▶ **SUPPLIED MATERIAL**:

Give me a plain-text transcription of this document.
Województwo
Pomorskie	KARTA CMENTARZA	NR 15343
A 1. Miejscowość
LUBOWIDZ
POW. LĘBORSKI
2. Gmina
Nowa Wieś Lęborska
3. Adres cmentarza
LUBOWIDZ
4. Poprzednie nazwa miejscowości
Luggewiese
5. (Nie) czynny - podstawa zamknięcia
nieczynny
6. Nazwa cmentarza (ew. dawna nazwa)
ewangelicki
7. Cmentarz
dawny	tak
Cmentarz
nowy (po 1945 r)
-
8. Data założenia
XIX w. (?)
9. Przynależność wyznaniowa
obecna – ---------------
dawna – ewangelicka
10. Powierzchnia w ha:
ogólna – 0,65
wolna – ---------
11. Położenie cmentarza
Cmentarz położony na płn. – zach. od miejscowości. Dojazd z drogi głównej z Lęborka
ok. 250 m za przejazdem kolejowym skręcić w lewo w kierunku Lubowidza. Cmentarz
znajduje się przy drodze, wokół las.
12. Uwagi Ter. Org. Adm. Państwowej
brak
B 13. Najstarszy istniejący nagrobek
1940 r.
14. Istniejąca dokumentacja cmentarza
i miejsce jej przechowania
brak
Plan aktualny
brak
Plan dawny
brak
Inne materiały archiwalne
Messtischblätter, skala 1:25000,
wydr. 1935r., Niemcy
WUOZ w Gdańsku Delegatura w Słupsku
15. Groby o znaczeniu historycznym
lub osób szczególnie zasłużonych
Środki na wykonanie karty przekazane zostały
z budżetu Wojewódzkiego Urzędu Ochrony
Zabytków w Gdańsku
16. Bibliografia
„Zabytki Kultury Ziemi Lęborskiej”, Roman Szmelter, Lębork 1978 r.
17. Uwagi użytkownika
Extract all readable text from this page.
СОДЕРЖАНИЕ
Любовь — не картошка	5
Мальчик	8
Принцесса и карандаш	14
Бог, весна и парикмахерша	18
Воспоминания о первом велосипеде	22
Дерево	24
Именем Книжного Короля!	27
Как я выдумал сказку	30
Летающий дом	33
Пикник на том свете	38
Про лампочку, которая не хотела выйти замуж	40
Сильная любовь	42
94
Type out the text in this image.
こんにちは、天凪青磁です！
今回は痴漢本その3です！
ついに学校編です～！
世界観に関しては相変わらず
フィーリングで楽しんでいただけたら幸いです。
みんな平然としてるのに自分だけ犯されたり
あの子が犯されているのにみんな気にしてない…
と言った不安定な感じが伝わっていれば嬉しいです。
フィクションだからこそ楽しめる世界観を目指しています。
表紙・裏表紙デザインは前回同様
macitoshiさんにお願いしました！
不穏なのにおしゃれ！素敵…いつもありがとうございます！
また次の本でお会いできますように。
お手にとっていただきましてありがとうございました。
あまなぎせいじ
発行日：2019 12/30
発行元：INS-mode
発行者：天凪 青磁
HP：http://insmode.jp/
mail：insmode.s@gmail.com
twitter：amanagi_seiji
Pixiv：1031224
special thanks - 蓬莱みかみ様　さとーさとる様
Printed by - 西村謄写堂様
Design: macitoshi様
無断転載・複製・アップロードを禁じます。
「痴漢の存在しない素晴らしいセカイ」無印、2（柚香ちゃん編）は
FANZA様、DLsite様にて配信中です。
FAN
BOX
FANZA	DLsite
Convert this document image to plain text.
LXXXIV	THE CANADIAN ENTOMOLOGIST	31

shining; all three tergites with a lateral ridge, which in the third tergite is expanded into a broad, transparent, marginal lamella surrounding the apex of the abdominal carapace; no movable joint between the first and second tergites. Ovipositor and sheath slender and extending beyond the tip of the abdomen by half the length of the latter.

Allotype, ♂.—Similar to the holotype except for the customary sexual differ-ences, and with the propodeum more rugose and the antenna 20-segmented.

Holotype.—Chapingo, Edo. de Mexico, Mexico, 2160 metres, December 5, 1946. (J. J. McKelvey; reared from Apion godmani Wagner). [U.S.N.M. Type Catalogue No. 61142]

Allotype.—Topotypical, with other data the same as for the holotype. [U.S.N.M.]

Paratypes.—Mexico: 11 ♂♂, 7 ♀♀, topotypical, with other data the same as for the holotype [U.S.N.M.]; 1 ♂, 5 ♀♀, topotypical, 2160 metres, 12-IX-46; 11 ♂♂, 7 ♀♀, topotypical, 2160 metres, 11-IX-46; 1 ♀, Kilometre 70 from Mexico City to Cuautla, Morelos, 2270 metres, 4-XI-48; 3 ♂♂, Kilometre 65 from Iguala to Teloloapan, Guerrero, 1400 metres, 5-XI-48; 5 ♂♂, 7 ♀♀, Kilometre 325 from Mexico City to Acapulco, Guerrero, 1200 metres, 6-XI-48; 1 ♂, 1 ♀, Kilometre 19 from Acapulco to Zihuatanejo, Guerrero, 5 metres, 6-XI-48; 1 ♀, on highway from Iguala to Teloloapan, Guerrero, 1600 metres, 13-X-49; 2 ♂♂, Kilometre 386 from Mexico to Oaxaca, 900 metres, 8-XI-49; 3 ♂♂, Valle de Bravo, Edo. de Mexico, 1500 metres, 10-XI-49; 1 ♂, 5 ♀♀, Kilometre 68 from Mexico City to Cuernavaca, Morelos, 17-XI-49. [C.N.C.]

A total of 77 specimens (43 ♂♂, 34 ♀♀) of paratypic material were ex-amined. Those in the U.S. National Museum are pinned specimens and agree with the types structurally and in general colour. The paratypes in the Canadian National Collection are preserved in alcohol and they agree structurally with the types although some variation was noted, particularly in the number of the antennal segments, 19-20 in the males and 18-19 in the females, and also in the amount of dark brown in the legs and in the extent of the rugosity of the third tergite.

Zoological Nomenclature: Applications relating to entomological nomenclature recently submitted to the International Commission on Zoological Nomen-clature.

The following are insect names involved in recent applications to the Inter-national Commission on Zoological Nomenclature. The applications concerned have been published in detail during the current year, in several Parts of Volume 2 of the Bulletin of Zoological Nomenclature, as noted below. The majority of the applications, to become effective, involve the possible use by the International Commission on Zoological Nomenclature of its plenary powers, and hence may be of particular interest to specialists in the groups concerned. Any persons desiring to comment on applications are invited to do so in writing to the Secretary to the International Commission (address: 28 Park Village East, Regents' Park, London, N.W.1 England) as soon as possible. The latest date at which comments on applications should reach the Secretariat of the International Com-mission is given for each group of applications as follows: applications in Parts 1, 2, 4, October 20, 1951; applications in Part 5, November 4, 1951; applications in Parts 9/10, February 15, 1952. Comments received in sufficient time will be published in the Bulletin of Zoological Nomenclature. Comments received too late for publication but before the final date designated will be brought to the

▶ **WHAT TO WORK ON**: Quote every line of the data, word for word.

▶ **ANSWER IN FULL**:
Give me a plain-text transcription of this document.
Województwo
Pomorskie	KARTA CMENTARZA	NR 15343
A 1. Miejscowość
LUBOWIDZ
POW. LĘBORSKI
2. Gmina
Nowa Wieś Lęborska
3. Adres cmentarza
LUBOWIDZ
4. Poprzednie nazwa miejscowości
Luggewiese
5. (Nie) czynny - podstawa zamknięcia
nieczynny
6. Nazwa cmentarza (ew. dawna nazwa)
ewangelicki
7. Cmentarz
dawny	tak
Cmentarz
nowy (po 1945 r)
-
8. Data założenia
XIX w. (?)
9. Przynależność wyznaniowa
obecna – ---------------
dawna – ewangelicka
10. Powierzchnia w ha:
ogólna – 0,65
wolna – ---------
11. Położenie cmentarza
Cmentarz położony na płn. – zach. od miejscowości. Dojazd z drogi głównej z Lęborka
ok. 250 m za przejazdem kolejowym skręcić w lewo w kierunku Lubowidza. Cmentarz
znajduje się przy drodze, wokół las.
12. Uwagi Ter. Org. Adm. Państwowej
brak
B 13. Najstarszy istniejący nagrobek
1940 r.
14. Istniejąca dokumentacja cmentarza
i miejsce jej przechowania
brak
Plan aktualny
brak
Plan dawny
brak
Inne materiały archiwalne
Messtischblätter, skala 1:25000,
wydr. 1935r., Niemcy
WUOZ w Gdańsku Delegatura w Słupsku
15. Groby o znaczeniu historycznym
lub osób szczególnie zasłużonych
Środki na wykonanie karty przekazane zostały
z budżetu Wojewódzkiego Urzędu Ochrony
Zabytków w Gdańsku
16. Bibliografia
„Zabytki Kultury Ziemi Lęborskiej”, Roman Szmelter, Lębork 1978 r.
17. Uwagi użytkownika
Extract all readable text from this page.
СОДЕРЖАНИЕ
Любовь — не картошка	5
Мальчик	8
Принцесса и карандаш	14
Бог, весна и парикмахерша	18
Воспоминания о первом велосипеде	22
Дерево	24
Именем Книжного Короля!	27
Как я выдумал сказку	30
Летающий дом	33
Пикник на том свете	38
Про лампочку, которая не хотела выйти замуж	40
Сильная любовь	42
94
Type out the text in this image.
こんにちは、天凪青磁です！
今回は痴漢本その3です！
ついに学校編です～！
世界観に関しては相変わらず
フィーリングで楽しんでいただけたら幸いです。
みんな平然としてるのに自分だけ犯されたり
あの子が犯されているのにみんな気にしてない…
と言った不安定な感じが伝わっていれば嬉しいです。
フィクションだからこそ楽しめる世界観を目指しています。
表紙・裏表紙デザインは前回同様
macitoshiさんにお願いしました！
不穏なのにおしゃれ！素敵…いつもありがとうございます！
また次の本でお会いできますように。
お手にとっていただきましてありがとうございました。
あまなぎせいじ
発行日：2019 12/30
発行元：INS-mode
発行者：天凪 青磁
HP：http://insmode.jp/
mail：insmode.s@gmail.com
twitter：amanagi_seiji
Pixiv：1031224
special thanks - 蓬莱みかみ様　さとーさとる様
Printed by - 西村謄写堂様
Design: macitoshi様
無断転載・複製・アップロードを禁じます。
「痴漢の存在しない素晴らしいセカイ」無印、2（柚香ちゃん編）は
FANZA様、DLsite様にて配信中です。
FAN
BOX
FANZA	DLsite
Convert this document image to plain text.
LXXXIV	THE CANADIAN ENTOMOLOGIST	31

shining; all three tergites with a lateral ridge, which in the third tergite is expanded into a broad, transparent, marginal lamella surrounding the apex of the abdominal carapace; no movable joint between the first and second tergites. Ovipositor and sheath slender and extending beyond the tip of the abdomen by half the length of the latter.

Allotype, ♂.—Similar to the holotype except for the customary sexual differ-ences, and with the propodeum more rugose and the antenna 20-segmented.

Holotype.—Chapingo, Edo. de Mexico, Mexico, 2160 metres, December 5, 1946. (J. J. McKelvey; reared from Apion godmani Wagner). [U.S.N.M. Type Catalogue No. 61142]

Allotype.—Topotypical, with other data the same as for the holotype. [U.S.N.M.]

Paratypes.—Mexico: 11 ♂♂, 7 ♀♀, topotypical, with other data the same as for the holotype [U.S.N.M.]; 1 ♂, 5 ♀♀, topotypical, 2160 metres, 12-IX-46; 11 ♂♂, 7 ♀♀, topotypical, 2160 metres, 11-IX-46; 1 ♀, Kilometre 70 from Mexico City to Cuautla, Morelos, 2270 metres, 4-XI-48; 3 ♂♂, Kilometre 65 from Iguala to Teloloapan, Guerrero, 1400 metres, 5-XI-48; 5 ♂♂, 7 ♀♀, Kilometre 325 from Mexico City to Acapulco, Guerrero, 1200 metres, 6-XI-48; 1 ♂, 1 ♀, Kilometre 19 from Acapulco to Zihuatanejo, Guerrero, 5 metres, 6-XI-48; 1 ♀, on highway from Iguala to Teloloapan, Guerrero, 1600 metres, 13-X-49; 2 ♂♂, Kilometre 386 from Mexico to Oaxaca, 900 metres, 8-XI-49; 3 ♂♂, Valle de Bravo, Edo. de Mexico, 1500 metres, 10-XI-49; 1 ♂, 5 ♀♀, Kilometre 68 from Mexico City to Cuernavaca, Morelos, 17-XI-49. [C.N.C.]

A total of 77 specimens (43 ♂♂, 34 ♀♀) of paratypic material were ex-amined. Those in the U.S. National Museum are pinned specimens and agree with the types structurally and in general colour. The paratypes in the Canadian National Collection are preserved in alcohol and they agree structurally with the types although some variation was noted, particularly in the number of the antennal segments, 19-20 in the males and 18-19 in the females, and also in the amount of dark brown in the legs and in the extent of the rugosity of the third tergite.

Zoological Nomenclature: Applications relating to entomological nomenclature recently submitted to the International Commission on Zoological Nomen-clature.

The following are insect names involved in recent applications to the Inter-national Commission on Zoological Nomenclature. The applications concerned have been published in detail during the current year, in several Parts of Volume 2 of the Bulletin of Zoological Nomenclature, as noted below. The majority of the applications, to become effective, involve the possible use by the International Commission on Zoological Nomenclature of its plenary powers, and hence may be of particular interest to specialists in the groups concerned. Any persons desiring to comment on applications are invited to do so in writing to the Secretary to the International Commission (address: 28 Park Village East, Regents' Park, London, N.W.1 England) as soon as possible. The latest date at which comments on applications should reach the Secretariat of the International Com-mission is given for each group of applications as follows: applications in Parts 1, 2, 4, October 20, 1951; applications in Part 5, November 4, 1951; applications in Parts 9/10, February 15, 1952. Comments received in sufficient time will be published in the Bulletin of Zoological Nomenclature. Comments received too late for publication but before the final date designated will be brought to the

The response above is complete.